[Data rows]:
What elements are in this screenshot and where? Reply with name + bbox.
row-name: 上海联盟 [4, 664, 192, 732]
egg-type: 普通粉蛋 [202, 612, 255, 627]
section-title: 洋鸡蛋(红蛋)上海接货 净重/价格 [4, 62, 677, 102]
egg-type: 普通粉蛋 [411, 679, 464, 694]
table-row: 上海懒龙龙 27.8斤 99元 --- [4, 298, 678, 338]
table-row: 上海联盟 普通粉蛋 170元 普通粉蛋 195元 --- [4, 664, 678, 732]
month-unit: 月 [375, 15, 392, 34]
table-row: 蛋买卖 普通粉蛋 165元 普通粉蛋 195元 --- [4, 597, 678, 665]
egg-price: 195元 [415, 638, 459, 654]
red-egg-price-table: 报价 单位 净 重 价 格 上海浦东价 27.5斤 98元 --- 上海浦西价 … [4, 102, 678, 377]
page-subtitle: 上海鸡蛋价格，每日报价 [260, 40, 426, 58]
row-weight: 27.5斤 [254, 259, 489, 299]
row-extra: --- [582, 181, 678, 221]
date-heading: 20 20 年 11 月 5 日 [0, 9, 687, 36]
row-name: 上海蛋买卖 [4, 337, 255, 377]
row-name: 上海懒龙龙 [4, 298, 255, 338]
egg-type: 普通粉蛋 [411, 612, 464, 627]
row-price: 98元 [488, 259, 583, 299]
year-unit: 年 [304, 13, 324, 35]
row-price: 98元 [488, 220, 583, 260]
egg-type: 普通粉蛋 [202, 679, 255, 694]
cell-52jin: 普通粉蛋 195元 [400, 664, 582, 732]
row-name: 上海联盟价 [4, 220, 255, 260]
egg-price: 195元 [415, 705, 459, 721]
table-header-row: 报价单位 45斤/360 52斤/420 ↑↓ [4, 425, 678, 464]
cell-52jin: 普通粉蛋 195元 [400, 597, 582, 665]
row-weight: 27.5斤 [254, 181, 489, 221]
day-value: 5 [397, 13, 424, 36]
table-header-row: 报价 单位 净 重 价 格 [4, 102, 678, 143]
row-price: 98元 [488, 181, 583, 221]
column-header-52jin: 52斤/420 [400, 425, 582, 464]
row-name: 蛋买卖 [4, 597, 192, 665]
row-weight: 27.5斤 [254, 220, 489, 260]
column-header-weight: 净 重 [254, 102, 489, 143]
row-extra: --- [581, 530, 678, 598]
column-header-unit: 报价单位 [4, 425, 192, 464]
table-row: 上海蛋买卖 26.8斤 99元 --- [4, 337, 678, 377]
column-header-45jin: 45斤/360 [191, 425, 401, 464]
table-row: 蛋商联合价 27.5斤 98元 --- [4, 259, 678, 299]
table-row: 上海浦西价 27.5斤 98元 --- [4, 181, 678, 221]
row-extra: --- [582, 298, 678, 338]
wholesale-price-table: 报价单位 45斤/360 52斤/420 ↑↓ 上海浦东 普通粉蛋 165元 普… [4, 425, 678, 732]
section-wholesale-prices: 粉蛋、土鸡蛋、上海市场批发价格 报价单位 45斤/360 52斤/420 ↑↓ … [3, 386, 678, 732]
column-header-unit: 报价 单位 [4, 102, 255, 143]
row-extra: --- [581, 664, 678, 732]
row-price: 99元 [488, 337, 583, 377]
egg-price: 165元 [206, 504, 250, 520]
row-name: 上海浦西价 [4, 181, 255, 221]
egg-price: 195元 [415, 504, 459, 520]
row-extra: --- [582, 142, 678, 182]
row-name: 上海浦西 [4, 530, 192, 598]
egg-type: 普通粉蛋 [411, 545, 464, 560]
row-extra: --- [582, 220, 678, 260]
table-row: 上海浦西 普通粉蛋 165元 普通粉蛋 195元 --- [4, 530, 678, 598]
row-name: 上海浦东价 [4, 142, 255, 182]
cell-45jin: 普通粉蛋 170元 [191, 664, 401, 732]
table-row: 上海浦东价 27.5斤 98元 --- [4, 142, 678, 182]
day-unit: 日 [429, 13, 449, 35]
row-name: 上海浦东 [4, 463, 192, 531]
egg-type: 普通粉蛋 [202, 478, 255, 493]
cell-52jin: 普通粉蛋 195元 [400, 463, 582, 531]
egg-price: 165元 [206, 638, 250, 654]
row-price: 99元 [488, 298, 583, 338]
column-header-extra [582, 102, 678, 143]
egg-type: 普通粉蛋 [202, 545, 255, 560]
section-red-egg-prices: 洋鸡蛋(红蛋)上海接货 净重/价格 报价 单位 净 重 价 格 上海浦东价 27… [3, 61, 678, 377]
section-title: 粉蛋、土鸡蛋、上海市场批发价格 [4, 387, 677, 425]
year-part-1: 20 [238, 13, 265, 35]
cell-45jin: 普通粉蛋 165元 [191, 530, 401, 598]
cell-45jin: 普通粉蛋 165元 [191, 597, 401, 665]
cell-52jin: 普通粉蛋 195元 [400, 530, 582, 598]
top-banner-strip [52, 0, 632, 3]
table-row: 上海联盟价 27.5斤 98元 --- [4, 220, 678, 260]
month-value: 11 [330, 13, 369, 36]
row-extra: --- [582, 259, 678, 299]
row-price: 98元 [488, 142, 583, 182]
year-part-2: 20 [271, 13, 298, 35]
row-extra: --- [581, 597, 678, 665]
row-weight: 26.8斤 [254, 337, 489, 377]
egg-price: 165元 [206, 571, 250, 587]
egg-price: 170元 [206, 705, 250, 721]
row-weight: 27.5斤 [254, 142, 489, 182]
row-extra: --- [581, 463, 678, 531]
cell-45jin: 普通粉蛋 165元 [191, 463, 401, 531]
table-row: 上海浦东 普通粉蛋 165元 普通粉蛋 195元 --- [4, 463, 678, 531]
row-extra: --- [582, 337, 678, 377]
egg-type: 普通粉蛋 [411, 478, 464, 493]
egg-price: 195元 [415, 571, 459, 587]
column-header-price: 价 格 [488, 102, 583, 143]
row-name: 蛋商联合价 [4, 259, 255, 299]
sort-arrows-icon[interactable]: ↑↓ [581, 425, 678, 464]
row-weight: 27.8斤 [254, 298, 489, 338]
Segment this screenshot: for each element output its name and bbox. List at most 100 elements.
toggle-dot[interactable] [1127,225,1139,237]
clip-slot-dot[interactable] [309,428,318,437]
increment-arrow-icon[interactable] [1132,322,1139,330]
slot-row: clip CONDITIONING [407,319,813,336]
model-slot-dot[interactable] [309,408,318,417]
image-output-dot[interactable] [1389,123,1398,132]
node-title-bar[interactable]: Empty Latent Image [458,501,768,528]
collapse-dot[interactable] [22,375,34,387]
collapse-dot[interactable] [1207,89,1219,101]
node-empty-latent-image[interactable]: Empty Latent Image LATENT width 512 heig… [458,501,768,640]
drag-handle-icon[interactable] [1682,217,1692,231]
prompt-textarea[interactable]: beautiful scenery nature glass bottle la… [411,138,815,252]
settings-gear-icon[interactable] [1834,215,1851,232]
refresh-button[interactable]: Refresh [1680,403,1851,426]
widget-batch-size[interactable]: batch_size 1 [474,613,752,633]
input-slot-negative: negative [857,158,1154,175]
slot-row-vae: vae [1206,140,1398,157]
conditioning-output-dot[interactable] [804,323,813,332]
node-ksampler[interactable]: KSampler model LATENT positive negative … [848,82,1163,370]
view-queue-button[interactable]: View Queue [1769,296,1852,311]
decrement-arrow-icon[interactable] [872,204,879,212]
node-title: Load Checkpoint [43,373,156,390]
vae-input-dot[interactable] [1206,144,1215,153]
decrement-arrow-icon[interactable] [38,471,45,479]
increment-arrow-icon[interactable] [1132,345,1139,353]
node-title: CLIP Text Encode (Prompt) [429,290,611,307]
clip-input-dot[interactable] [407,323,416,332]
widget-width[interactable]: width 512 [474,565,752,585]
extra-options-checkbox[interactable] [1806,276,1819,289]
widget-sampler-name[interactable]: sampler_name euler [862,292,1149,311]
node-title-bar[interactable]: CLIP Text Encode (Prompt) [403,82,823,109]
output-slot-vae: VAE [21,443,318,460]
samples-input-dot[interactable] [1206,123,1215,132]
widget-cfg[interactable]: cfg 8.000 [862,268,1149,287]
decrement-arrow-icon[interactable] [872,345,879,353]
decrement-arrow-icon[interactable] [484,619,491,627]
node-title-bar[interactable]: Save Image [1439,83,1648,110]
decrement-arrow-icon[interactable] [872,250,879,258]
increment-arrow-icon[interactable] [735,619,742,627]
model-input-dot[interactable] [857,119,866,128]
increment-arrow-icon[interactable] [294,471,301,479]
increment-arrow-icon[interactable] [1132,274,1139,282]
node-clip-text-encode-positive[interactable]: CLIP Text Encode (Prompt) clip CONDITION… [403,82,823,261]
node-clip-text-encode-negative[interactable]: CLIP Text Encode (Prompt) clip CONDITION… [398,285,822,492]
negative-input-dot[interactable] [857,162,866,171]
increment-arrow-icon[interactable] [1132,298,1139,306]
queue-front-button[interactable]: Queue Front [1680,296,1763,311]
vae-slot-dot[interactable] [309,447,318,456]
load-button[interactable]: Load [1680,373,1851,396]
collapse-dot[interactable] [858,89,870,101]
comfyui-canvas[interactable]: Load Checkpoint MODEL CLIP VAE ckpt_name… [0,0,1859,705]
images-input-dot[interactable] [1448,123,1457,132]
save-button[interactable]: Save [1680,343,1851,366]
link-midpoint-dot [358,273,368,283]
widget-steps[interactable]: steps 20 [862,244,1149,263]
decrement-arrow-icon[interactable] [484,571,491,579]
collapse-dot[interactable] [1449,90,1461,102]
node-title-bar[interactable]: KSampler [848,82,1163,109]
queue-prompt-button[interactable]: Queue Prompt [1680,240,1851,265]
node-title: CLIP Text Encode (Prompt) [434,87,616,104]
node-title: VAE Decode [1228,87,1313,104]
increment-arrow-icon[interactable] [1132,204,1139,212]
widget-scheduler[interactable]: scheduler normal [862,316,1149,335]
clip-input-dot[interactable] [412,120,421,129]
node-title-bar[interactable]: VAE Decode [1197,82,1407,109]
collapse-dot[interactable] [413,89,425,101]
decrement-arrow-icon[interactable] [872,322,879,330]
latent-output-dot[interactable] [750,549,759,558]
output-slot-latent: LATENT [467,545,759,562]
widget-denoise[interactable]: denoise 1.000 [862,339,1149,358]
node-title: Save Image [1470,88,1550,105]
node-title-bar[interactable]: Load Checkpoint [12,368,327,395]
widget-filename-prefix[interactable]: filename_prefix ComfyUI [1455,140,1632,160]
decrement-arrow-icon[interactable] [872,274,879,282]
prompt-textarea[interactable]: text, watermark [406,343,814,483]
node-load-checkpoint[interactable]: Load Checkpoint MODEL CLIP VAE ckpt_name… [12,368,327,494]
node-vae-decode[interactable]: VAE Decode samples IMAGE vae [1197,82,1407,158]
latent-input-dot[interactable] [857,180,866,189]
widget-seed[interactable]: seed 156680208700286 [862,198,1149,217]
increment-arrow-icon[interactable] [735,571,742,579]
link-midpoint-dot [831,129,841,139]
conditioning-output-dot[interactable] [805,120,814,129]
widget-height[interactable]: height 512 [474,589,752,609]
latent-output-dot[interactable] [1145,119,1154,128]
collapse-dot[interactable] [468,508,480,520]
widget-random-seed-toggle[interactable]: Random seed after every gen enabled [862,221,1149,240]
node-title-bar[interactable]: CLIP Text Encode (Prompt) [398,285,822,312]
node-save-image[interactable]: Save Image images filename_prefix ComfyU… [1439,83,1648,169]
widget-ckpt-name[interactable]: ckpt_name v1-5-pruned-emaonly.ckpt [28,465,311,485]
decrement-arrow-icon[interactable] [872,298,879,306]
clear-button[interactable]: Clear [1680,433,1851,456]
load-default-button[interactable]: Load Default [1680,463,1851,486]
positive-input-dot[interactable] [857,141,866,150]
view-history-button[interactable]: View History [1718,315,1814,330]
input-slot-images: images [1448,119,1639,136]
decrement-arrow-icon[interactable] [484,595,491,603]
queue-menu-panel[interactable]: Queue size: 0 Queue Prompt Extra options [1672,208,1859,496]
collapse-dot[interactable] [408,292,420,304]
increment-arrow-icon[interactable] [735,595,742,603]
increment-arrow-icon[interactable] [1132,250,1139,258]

[Written exercise]:
Substitute "price-row" for every "table-row" in the rows running from the start of the rows through the line containing "month-unit: 月 [375, 15, 392, 34]", and write those lines out again with nothing else changed.

[Result]:
What elements are in this screenshot and where? Reply with name + bbox.
row-name: 上海联盟 [4, 664, 192, 732]
egg-type: 普通粉蛋 [202, 612, 255, 627]
section-title: 洋鸡蛋(红蛋)上海接货 净重/价格 [4, 62, 677, 102]
egg-type: 普通粉蛋 [411, 679, 464, 694]
price-row: 上海懒龙龙 27.8斤 99元 --- [4, 298, 678, 338]
price-row: 上海联盟 普通粉蛋 170元 普通粉蛋 195元 --- [4, 664, 678, 732]
month-unit: 月 [375, 15, 392, 34]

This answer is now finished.